■ EXERCISE OBJECTIVE:
Copy the lines below as they are; omit the images they contain.

* start INPUT *

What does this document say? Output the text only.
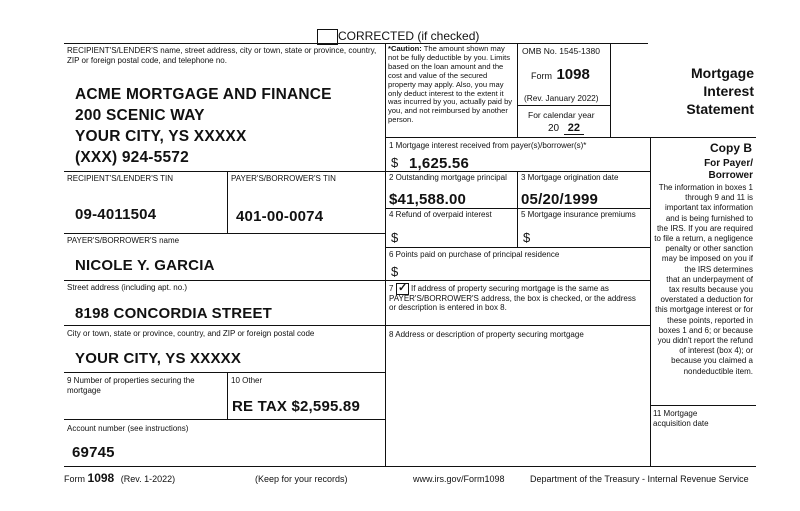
CORRECTED (if checked)
RECIPIENT'S/LENDER'S name, street address, city or town, state or province, country, ZIP or foreign postal code, and telephone no.
ACME MORTGAGE AND FINANCE
200 SCENIC WAY
YOUR CITY, YS XXXXX
(XXX) 924-5572
*Caution: The amount shown may not be fully deductible by you. Limits based on the loan amount and the cost and value of the secured property may apply. Also, you may only deduct interest to the extent it was incurred by you, actually paid by you, and not reimbursed by another person.
OMB No. 1545-1380
Form 1098
(Rev. January 2022)
For calendar year
20 22
Mortgage
Interest
Statement
Copy B
For Payer/
Borrower
The information in boxes 1
through 9 and 11 is
important tax information
and is being furnished to
the IRS. If you are required
to file a return, a negligence
penalty or other sanction
may be imposed on you if
the IRS determines
that an underpayment of
tax results because you
overstated a deduction for
this mortgage interest or for
these points, reported in
boxes 1 and 6; or because
you didn't report the refund
of interest (box 4); or
because you claimed a
nondeductible item.
1 Mortgage interest received from payer(s)/borrower(s)*
$ 1,625.56
2 Outstanding mortgage principal
$41,588.00
3 Mortgage origination date
05/20/1999
4 Refund of overpaid interest
$
5 Mortgage insurance premiums
$
6 Points paid on purchase of principal residence
$
7 ✓ If address of property securing mortgage is the same as PAYER'S/BORROWER'S address, the box is checked, or the address or description is entered in box 8.
8 Address or description of property securing mortgage
11 Mortgage acquisition date
RECIPIENT'S/LENDER'S TIN
09-4011504
PAYER'S/BORROWER'S TIN
401-00-0074
PAYER'S/BORROWER'S name
NICOLE Y. GARCIA
Street address (including apt. no.)
8198 CONCORDIA STREET
City or town, state or province, country, and ZIP or foreign postal code
YOUR CITY, YS XXXXX
9 Number of properties securing the mortgage
10 Other
RE TAX $2,595.89
Account number (see instructions)
69745
Form 1098 (Rev. 1-2022)	(Keep for your records)	www.irs.gov/Form1098	Department of the Treasury - Internal Revenue Service
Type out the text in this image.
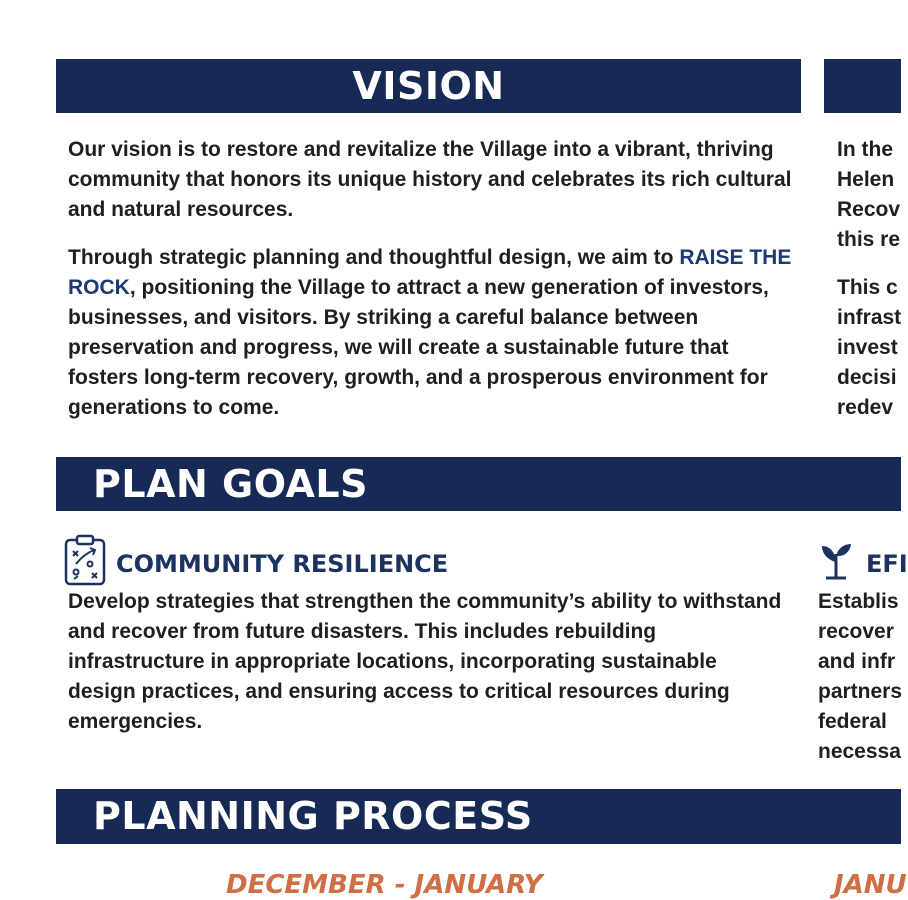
VISION

Our vision is to restore and revitalize the Village into a vibrant, thriving community that honors its unique history and celebrates its rich cultural and natural resources.

Through strategic planning and thoughtful design, we aim to RAISE THE ROCK, positioning the Village to attract a new generation of investors, businesses, and visitors. By striking a careful balance between preservation and progress, we will create a sustainable future that fosters long-term recovery, growth, and a prosperous environment for generations to come.

In the
Helen
Recov
this re
This c
infrast
invest
decisi
redev
PLAN GOALS
COMMUNITY RESILIENCE

Develop strategies that strengthen the community’s ability to withstand and recover from future disasters. This includes rebuilding infrastructure in appropriate locations, incorporating sustainable design practices, and ensuring access to critical resources during emergencies.

EFI
Establis
recover
and infr
partners
federal
necessa
PLANNING PROCESS
DECEMBER - JANUARY	JANU
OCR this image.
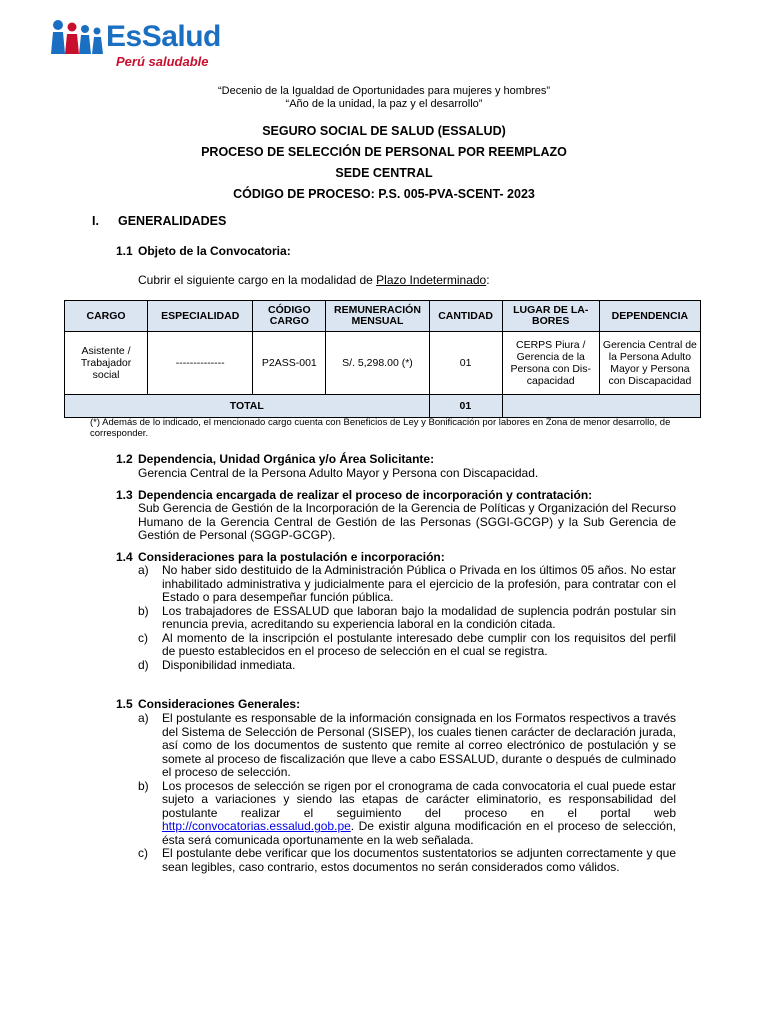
EsSalud
Perú saludable
“Decenio de la Igualdad de Oportunidades para mujeres y hombres”
“Año de la unidad, la paz y el desarrollo”
SEGURO SOCIAL DE SALUD (ESSALUD)
PROCESO DE SELECCIÓN DE PERSONAL POR REEMPLAZO
SEDE CENTRAL
CÓDIGO DE PROCESO: P.S. 005-PVA-SCENT- 2023
I. GENERALIDADES
1.1 Objeto de la Convocatoria:
Cubrir el siguiente cargo en la modalidad de Plazo Indeterminado:
CARGO	ESPECIALIDAD	CÓDIGO CARGO	REMUNERACIÓN MENSUAL	CANTIDAD	LUGAR DE LA-BORES	DEPENDENCIA
Asistente / Trabajador social	--------------	P2ASS-001	S/. 5,298.00 (*)	01	CERPS Piura / Gerencia de la Persona con Dis-capacidad	Gerencia Central de la Persona Adulto Mayor y Persona con Discapacidad
TOTAL				01		
(*) Además de lo indicado, el mencionado cargo cuenta con Beneficios de Ley y Bonificación por labores en Zona de menor desarrollo, de corresponder.
1.2 Dependencia, Unidad Orgánica y/o Área Solicitante:
Gerencia Central de la Persona Adulto Mayor y Persona con Discapacidad.
1.3 Dependencia encargada de realizar el proceso de incorporación y contratación:
Sub Gerencia de Gestión de la Incorporación de la Gerencia de Políticas y Organización del Recurso Humano de la Gerencia Central de Gestión de las Personas (SGGI-GCGP) y la Sub Gerencia de Gestión de Personal (SGGP-GCGP).
1.4 Consideraciones para la postulación e incorporación:
a)	No haber sido destituido de la Administración Pública o Privada en los últimos 05 años. No estar inhabilitado administrativa y judicialmente para el ejercicio de la profesión, para contratar con el Estado o para desempeñar función pública.
b)	Los trabajadores de ESSALUD que laboran bajo la modalidad de suplencia podrán postular sin renuncia previa, acreditando su experiencia laboral en la condición citada.
c)	Al momento de la inscripción el postulante interesado debe cumplir con los requisitos del perfil de puesto establecidos en el proceso de selección en el cual se registra.
d)	Disponibilidad inmediata.
1.5 Consideraciones Generales:
a)	El postulante es responsable de la información consignada en los Formatos respectivos a través del Sistema de Selección de Personal (SISEP), los cuales tienen carácter de declaración jurada, así como de los documentos de sustento que remite al correo electrónico de postulación y se somete al proceso de fiscalización que lleve a cabo ESSALUD, durante o después de culminado el proceso de selección.
b)	Los procesos de selección se rigen por el cronograma de cada convocatoria el cual puede estar sujeto a variaciones y siendo las etapas de carácter eliminatorio, es responsabilidad del postulante realizar el seguimiento del proceso en el portal web http://convocatorias.essalud.gob.pe. De existir alguna modificación en el proceso de selección, ésta será comunicada oportunamente en la web señalada.
c)	El postulante debe verificar que los documentos sustentatorios se adjunten correctamente y que sean legibles, caso contrario, estos documentos no serán considerados como válidos.
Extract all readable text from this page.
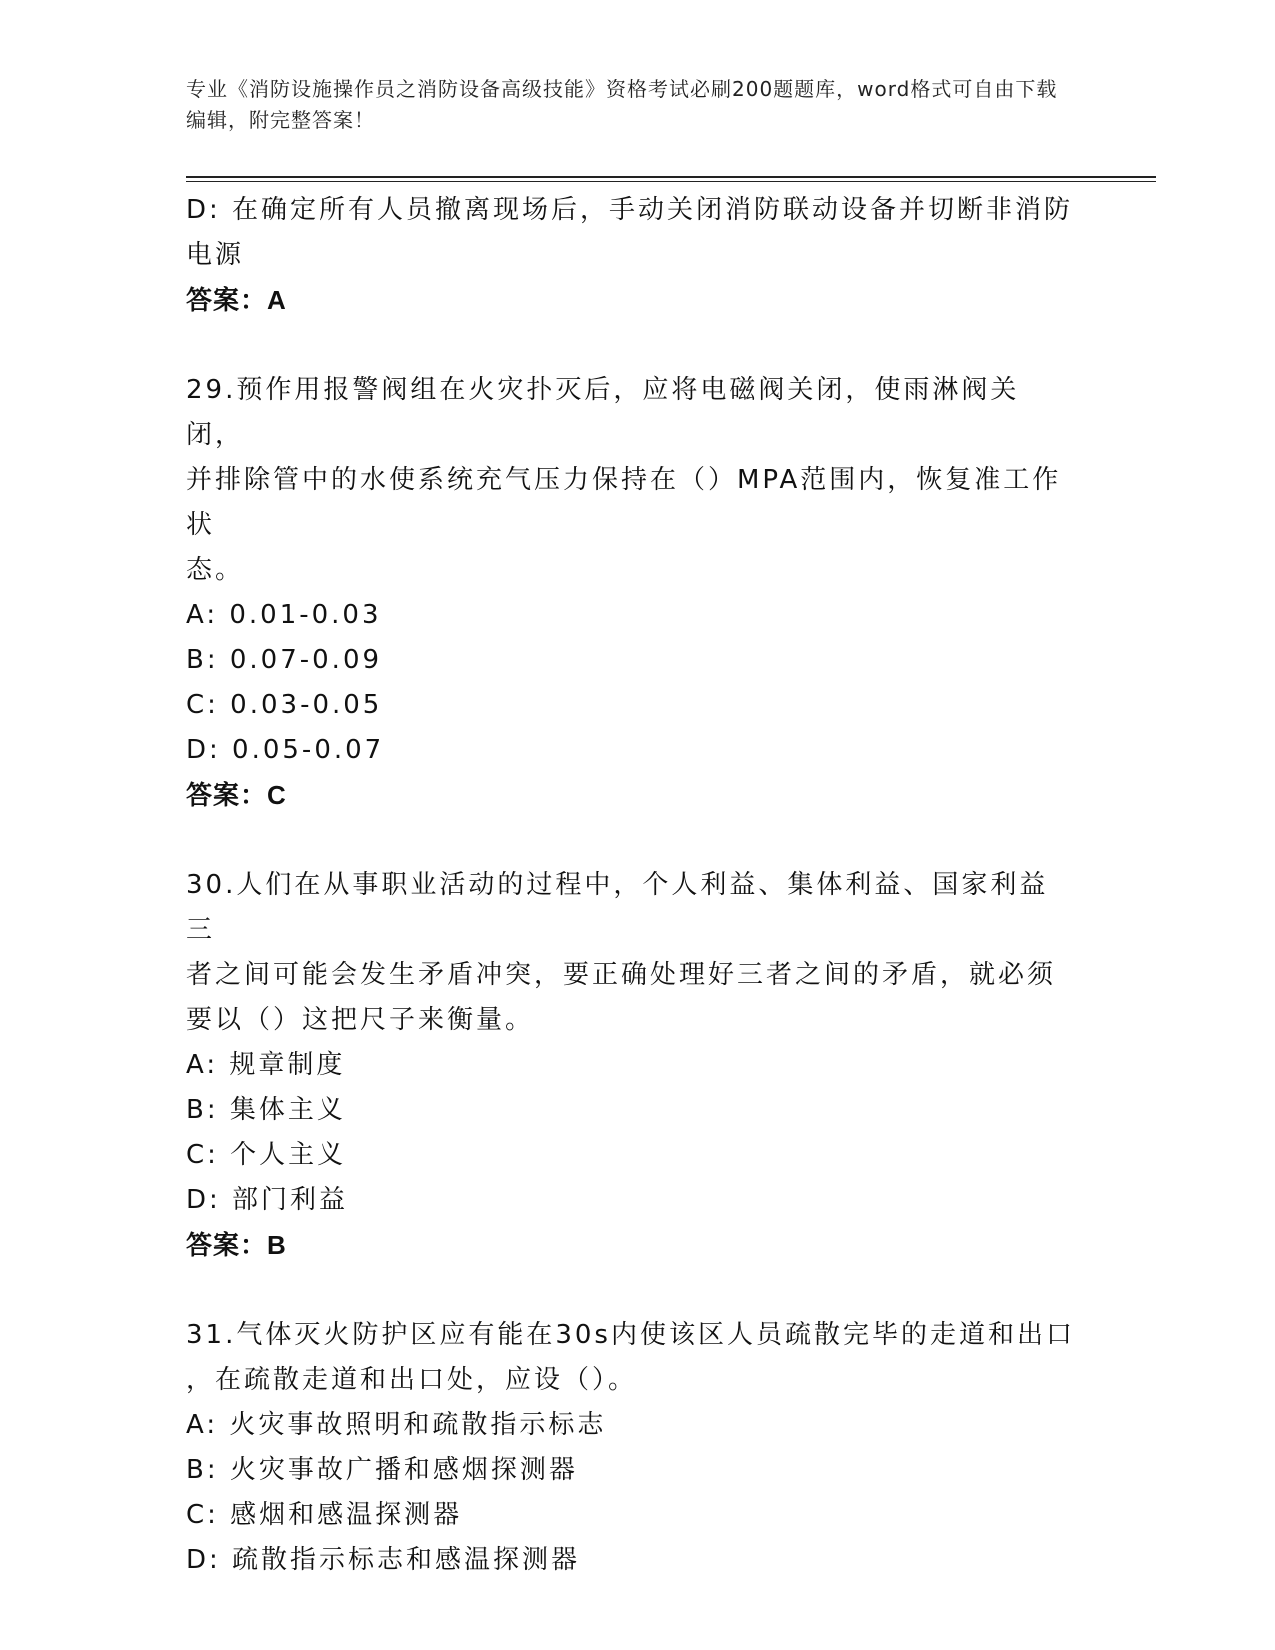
专业《消防设施操作员之消防设备高级技能》资格考试必刷200题题库，word格式可自由下载编辑，附完整答案！

D: 在确定所有人员撤离现场后，手动关闭消防联动设备并切断非消防

电源

答案：A

29.预作用报警阀组在火灾扑灭后，应将电磁阀关闭，使雨淋阀关闭，

并排除管中的水使系统充气压力保持在（）MPA范围内，恢复准工作状

态。

A: 0.01-0.03
B: 0.07-0.09
C: 0.03-0.05
D: 0.05-0.07

答案：C

30.人们在从事职业活动的过程中，个人利益、集体利益、国家利益三

者之间可能会发生矛盾冲突，要正确处理好三者之间的矛盾，就必须

要以（）这把尺子来衡量。

A: 规章制度
B: 集体主义
C: 个人主义
D: 部门利益

答案：B

31.气体灭火防护区应有能在30s内使该区人员疏散完毕的走道和出口

，在疏散走道和出口处，应设（）。

A: 火灾事故照明和疏散指示标志
B: 火灾事故广播和感烟探测器
C: 感烟和感温探测器
D: 疏散指示标志和感温探测器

* end INPUT *

■ RIGHT ANSWER:
What does this document say? Output the text only.
CORRECTED (if checked)
RECIPIENT'S/LENDER'S name, street address, city or town, state or province, country, ZIP or foreign postal code, and telephone no.
ACME MORTGAGE AND FINANCE
200 SCENIC WAY
YOUR CITY, YS XXXXX
(XXX) 924-5572
*Caution: The amount shown may not be fully deductible by you. Limits based on the loan amount and the cost and value of the secured property may apply. Also, you may only deduct interest to the extent it was incurred by you, actually paid by you, and not reimbursed by another person.
OMB No. 1545-1380
Form 1098
(Rev. January 2022)
For calendar year
20 22
Mortgage
Interest
Statement
Copy B
For Payer/
Borrower
The information in boxes 1
through 9 and 11 is
important tax information
and is being furnished to
the IRS. If you are required
to file a return, a negligence
penalty or other sanction
may be imposed on you if
the IRS determines
that an underpayment of
tax results because you
overstated a deduction for
this mortgage interest or for
these points, reported in
boxes 1 and 6; or because
you didn't report the refund
of interest (box 4); or
because you claimed a
nondeductible item.
1 Mortgage interest received from payer(s)/borrower(s)*
$ 1,625.56
2 Outstanding mortgage principal
$41,588.00
3 Mortgage origination date
05/20/1999
4 Refund of overpaid interest
$
5 Mortgage insurance premiums
$
6 Points paid on purchase of principal residence
$
7 ✓ If address of property securing mortgage is the same as PAYER'S/BORROWER'S address, the box is checked, or the address or description is entered in box 8.
8 Address or description of property securing mortgage
11 Mortgage acquisition date
RECIPIENT'S/LENDER'S TIN
09-4011504
PAYER'S/BORROWER'S TIN
401-00-0074
PAYER'S/BORROWER'S name
NICOLE Y. GARCIA
Street address (including apt. no.)
8198 CONCORDIA STREET
City or town, state or province, country, and ZIP or foreign postal code
YOUR CITY, YS XXXXX
9 Number of properties securing the mortgage
10 Other
RE TAX $2,595.89
Account number (see instructions)
69745
Form 1098 (Rev. 1-2022)	(Keep for your records)	www.irs.gov/Form1098	Department of the Treasury - Internal Revenue Service
Type out the text in this image.
VISION

Our vision is to restore and revitalize the Village into a vibrant, thriving community that honors its unique history and celebrates its rich cultural and natural resources.

Through strategic planning and thoughtful design, we aim to RAISE THE ROCK, positioning the Village to attract a new generation of investors, businesses, and visitors. By striking a careful balance between preservation and progress, we will create a sustainable future that fosters long-term recovery, growth, and a prosperous environment for generations to come.

In the
Helen
Recov
this re
This c
infrast
invest
decisi
redev
PLAN GOALS
COMMUNITY RESILIENCE

Develop strategies that strengthen the community’s ability to withstand and recover from future disasters. This includes rebuilding infrastructure in appropriate locations, incorporating sustainable design practices, and ensuring access to critical resources during emergencies.

EFI
Establis
recover
and infr
partners
federal
necessa
PLANNING PROCESS
DECEMBER - JANUARY	JANU
OCR this image.
EsSalud
Perú saludable
“Decenio de la Igualdad de Oportunidades para mujeres y hombres”
“Año de la unidad, la paz y el desarrollo”
SEGURO SOCIAL DE SALUD (ESSALUD)
PROCESO DE SELECCIÓN DE PERSONAL POR REEMPLAZO
SEDE CENTRAL
CÓDIGO DE PROCESO: P.S. 005-PVA-SCENT- 2023
I. GENERALIDADES
1.1 Objeto de la Convocatoria:
Cubrir el siguiente cargo en la modalidad de Plazo Indeterminado:
CARGO	ESPECIALIDAD	CÓDIGO CARGO	REMUNERACIÓN MENSUAL	CANTIDAD	LUGAR DE LA-BORES	DEPENDENCIA
Asistente / Trabajador social	--------------	P2ASS-001	S/. 5,298.00 (*)	01	CERPS Piura / Gerencia de la Persona con Dis-capacidad	Gerencia Central de la Persona Adulto Mayor y Persona con Discapacidad
TOTAL				01		
(*) Además de lo indicado, el mencionado cargo cuenta con Beneficios de Ley y Bonificación por labores en Zona de menor desarrollo, de corresponder.
1.2 Dependencia, Unidad Orgánica y/o Área Solicitante:
Gerencia Central de la Persona Adulto Mayor y Persona con Discapacidad.
1.3 Dependencia encargada de realizar el proceso de incorporación y contratación:
Sub Gerencia de Gestión de la Incorporación de la Gerencia de Políticas y Organización del Recurso Humano de la Gerencia Central de Gestión de las Personas (SGGI-GCGP) y la Sub Gerencia de Gestión de Personal (SGGP-GCGP).
1.4 Consideraciones para la postulación e incorporación:
a)	No haber sido destituido de la Administración Pública o Privada en los últimos 05 años. No estar inhabilitado administrativa y judicialmente para el ejercicio de la profesión, para contratar con el Estado o para desempeñar función pública.
b)	Los trabajadores de ESSALUD que laboran bajo la modalidad de suplencia podrán postular sin renuncia previa, acreditando su experiencia laboral en la condición citada.
c)	Al momento de la inscripción el postulante interesado debe cumplir con los requisitos del perfil de puesto establecidos en el proceso de selección en el cual se registra.
d)	Disponibilidad inmediata.
1.5 Consideraciones Generales:
a)	El postulante es responsable de la información consignada en los Formatos respectivos a través del Sistema de Selección de Personal (SISEP), los cuales tienen carácter de declaración jurada, así como de los documentos de sustento que remite al correo electrónico de postulación y se somete al proceso de fiscalización que lleve a cabo ESSALUD, durante o después de culminado el proceso de selección.
b)	Los procesos de selección se rigen por el cronograma de cada convocatoria el cual puede estar sujeto a variaciones y siendo las etapas de carácter eliminatorio, es responsabilidad del postulante realizar el seguimiento del proceso en el portal web http://convocatorias.essalud.gob.pe. De existir alguna modificación en el proceso de selección, ésta será comunicada oportunamente en la web señalada.
c)	El postulante debe verificar que los documentos sustentatorios se adjunten correctamente y que sean legibles, caso contrario, estos documentos no serán considerados como válidos.
Extract all readable text from this page.
专业《消防设施操作员之消防设备高级技能》资格考试必刷200题题库，word格式可自由下载编辑，附完整答案！

D: 在确定所有人员撤离现场后，手动关闭消防联动设备并切断非消防

电源

答案：A

29.预作用报警阀组在火灾扑灭后，应将电磁阀关闭，使雨淋阀关闭，

并排除管中的水使系统充气压力保持在（）MPA范围内，恢复准工作状

态。

A: 0.01-0.03
B: 0.07-0.09
C: 0.03-0.05
D: 0.05-0.07

答案：C

30.人们在从事职业活动的过程中，个人利益、集体利益、国家利益三

者之间可能会发生矛盾冲突，要正确处理好三者之间的矛盾，就必须

要以（）这把尺子来衡量。

A: 规章制度
B: 集体主义
C: 个人主义
D: 部门利益

答案：B

31.气体灭火防护区应有能在30s内使该区人员疏散完毕的走道和出口

，在疏散走道和出口处，应设（）。

A: 火灾事故照明和疏散指示标志
B: 火灾事故广播和感烟探测器
C: 感烟和感温探测器
D: 疏散指示标志和感温探测器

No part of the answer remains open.